## Goal A
Using the restructuring passage below, list every form of transformation after which the transforming company is terminated without liquidation.

Restructuring and Bankruptcy

A company may generally be restructured by merger (e.g. take-over), demerger (e.g. spin off) or change of its legal form. It is important to note from the outset that all assets and rights, obligations and liabilities, as well as legal relationships, are transferred from the transferring company to the receiving or newly established company by way of universal succession.

The Bulgarian Commerce Act allows a company to be transformed into another type of company by changing its legal form, or by take-over, merger, split into several companies, spinning off and spinning off of a sole-owner company.

Take-over;

the entire property of one or more companies (transforming companies) is transferred to one existing company (receiving company), which then becomes their legal successor. Transforming companies will then be terminated without liquidation.

Merger;

the entire property of two or more companies (transforming companies) is transferred over to one newly established company, which then becomes their legal successor. Transforming companies will be terminated without liquidation.

Split of a company into several companies;

the entire property of one company (transforming company) is transferred to two or more companies, which then become its legal successors for the respective part. The transforming company will be terminated without liquidation.

Spinning off;

only part of property of one company (transforming company) is transferred to one or more companies, which then become its legal successor for that part of the property. The transforming company will not be terminated.

Spin-off of a sole-owner company;

only part of property of one company (transforming company) is transferred to one or more solely owner limited liability companies or solely owner joint-stock companies (newly established companies), whereby the transforming company then become the sole owner of their capital.

## Supplied data
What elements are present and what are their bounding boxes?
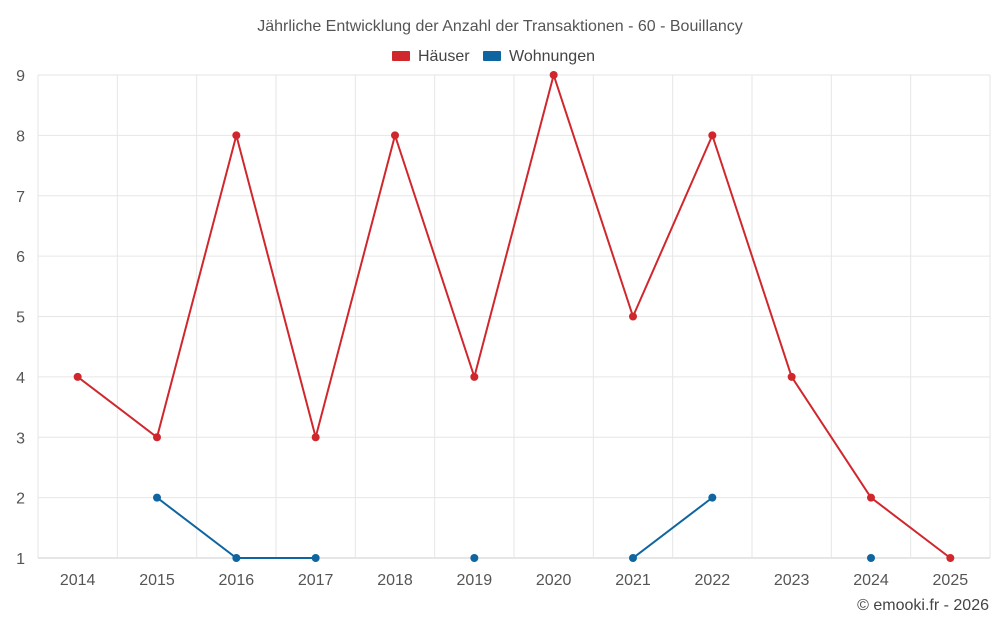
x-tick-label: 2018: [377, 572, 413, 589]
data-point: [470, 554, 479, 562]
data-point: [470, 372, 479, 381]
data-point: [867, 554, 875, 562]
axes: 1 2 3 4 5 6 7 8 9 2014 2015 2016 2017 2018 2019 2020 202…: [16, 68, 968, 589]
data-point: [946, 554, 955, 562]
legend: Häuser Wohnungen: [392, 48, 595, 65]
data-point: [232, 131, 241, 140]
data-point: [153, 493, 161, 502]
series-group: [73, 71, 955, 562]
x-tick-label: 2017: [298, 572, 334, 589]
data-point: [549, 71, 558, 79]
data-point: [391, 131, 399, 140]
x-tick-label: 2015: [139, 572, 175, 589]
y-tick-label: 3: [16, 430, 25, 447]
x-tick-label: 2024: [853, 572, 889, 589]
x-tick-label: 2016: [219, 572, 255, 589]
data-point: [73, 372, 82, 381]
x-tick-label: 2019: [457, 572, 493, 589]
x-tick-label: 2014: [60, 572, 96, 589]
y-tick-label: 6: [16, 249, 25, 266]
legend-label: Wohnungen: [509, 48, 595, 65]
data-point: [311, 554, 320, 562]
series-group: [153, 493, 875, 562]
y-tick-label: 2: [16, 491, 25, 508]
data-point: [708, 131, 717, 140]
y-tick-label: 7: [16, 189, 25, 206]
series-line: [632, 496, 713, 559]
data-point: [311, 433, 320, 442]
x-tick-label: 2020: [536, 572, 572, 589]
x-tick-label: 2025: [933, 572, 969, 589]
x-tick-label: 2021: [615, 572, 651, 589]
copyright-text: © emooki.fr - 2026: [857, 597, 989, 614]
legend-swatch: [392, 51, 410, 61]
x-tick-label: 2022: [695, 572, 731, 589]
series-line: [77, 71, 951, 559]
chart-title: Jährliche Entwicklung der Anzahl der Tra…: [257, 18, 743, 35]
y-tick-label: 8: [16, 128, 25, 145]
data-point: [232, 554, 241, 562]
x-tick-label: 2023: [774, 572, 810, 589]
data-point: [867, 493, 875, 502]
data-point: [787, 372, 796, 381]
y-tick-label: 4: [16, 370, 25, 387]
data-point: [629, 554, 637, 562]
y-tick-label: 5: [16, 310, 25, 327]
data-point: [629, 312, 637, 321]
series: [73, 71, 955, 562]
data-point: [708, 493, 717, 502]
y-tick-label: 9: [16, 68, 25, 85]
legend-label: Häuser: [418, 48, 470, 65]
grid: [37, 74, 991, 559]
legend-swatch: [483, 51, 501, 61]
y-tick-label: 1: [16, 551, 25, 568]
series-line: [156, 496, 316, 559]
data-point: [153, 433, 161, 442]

--

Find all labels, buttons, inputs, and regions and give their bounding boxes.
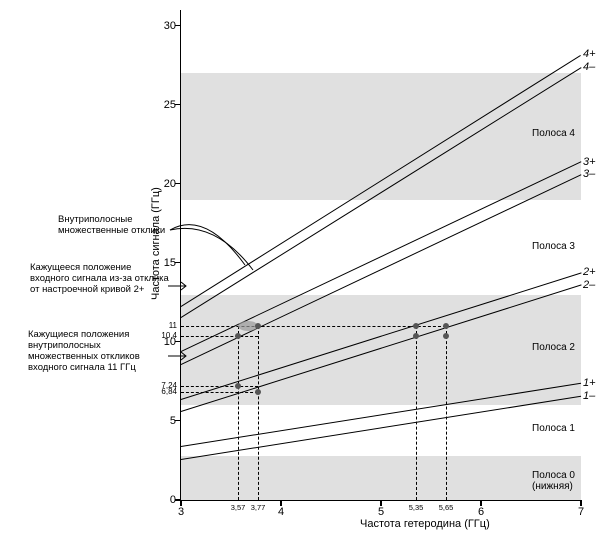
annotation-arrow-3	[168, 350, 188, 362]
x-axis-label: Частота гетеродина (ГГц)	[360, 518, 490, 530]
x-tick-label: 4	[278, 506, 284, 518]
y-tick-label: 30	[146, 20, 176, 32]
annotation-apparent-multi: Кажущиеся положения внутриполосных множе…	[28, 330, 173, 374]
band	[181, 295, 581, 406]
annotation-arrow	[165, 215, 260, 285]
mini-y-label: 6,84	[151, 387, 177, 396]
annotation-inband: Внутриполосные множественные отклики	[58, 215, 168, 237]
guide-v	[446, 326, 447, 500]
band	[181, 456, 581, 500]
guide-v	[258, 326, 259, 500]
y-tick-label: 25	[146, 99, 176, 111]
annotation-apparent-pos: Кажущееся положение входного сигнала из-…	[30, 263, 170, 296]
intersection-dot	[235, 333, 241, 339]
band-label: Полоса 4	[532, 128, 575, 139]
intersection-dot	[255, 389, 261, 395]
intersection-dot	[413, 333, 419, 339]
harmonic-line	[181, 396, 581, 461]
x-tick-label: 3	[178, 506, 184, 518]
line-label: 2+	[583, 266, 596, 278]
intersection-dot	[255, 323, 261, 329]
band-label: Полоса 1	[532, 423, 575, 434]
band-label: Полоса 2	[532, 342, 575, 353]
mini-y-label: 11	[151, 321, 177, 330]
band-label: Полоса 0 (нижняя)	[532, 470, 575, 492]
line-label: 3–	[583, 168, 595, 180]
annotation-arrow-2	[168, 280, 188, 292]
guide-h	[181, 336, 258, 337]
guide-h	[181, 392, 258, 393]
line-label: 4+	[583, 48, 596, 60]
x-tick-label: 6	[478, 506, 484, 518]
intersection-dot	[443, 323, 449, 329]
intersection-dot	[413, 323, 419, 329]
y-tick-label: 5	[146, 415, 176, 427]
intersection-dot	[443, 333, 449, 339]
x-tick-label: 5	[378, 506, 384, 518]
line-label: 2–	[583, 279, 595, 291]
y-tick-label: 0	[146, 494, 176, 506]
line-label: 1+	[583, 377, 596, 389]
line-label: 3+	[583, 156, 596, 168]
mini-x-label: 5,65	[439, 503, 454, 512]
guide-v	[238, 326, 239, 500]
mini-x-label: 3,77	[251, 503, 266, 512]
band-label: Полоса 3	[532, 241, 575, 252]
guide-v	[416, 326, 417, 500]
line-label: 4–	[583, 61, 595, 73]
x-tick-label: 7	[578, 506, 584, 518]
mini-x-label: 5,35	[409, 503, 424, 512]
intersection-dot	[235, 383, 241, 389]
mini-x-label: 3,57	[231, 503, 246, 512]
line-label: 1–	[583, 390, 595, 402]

## Goal B
Format the listing lines from the one holding "x-tick-label: 2018: [377, 572, 413, 589]" to the one holding "series-group: [153, 493, 875, 562]", inclusive, as a JSON list of strings with one string per line.

## Problem solution A
Take-over
Merger
Split of a company into several companies

## Problem solution B
[
  "x-tick-label: 2018: [377, 572, 413, 589]",
  "data-point: [470, 554, 479, 562]",
  "data-point: [470, 372, 479, 381]",
  "data-point: [867, 554, 875, 562]",
  "axes: 1 2 3 4 5 6 7 8 9 2014 2015 2016 2017 2018 2019 2020 202…: [16, 68, 968, 589]",
  "data-point: [946, 554, 955, 562]",
  "legend: Häuser Wohnungen: [392, 48, 595, 65]",
  "data-point: [232, 131, 241, 140]",
  "data-point: [153, 493, 161, 502]",
  "series-group: [73, 71, 955, 562]",
  "x-tick-label: 2017: [298, 572, 334, 589]",
  "data-point: [549, 71, 558, 79]",
  "data-point: [391, 131, 399, 140]",
  "x-tick-label: 2015: [139, 572, 175, 589]",
  "y-tick-label: 3: [16, 430, 25, 447]",
  "x-tick-label: 2024: [853, 572, 889, 589]",
  "x-tick-label: 2016: [219, 572, 255, 589]",
  "data-point: [73, 372, 82, 381]",
  "x-tick-label: 2019: [457, 572, 493, 589]",
  "x-tick-label: 2014: [60, 572, 96, 589]",
  "y-tick-label: 6: [16, 249, 25, 266]",
  "legend-label: Wohnungen: [509, 48, 595, 65]",
  "data-point: [311, 554, 320, 562]",
  "series-group: [153, 493, 875, 562]"
]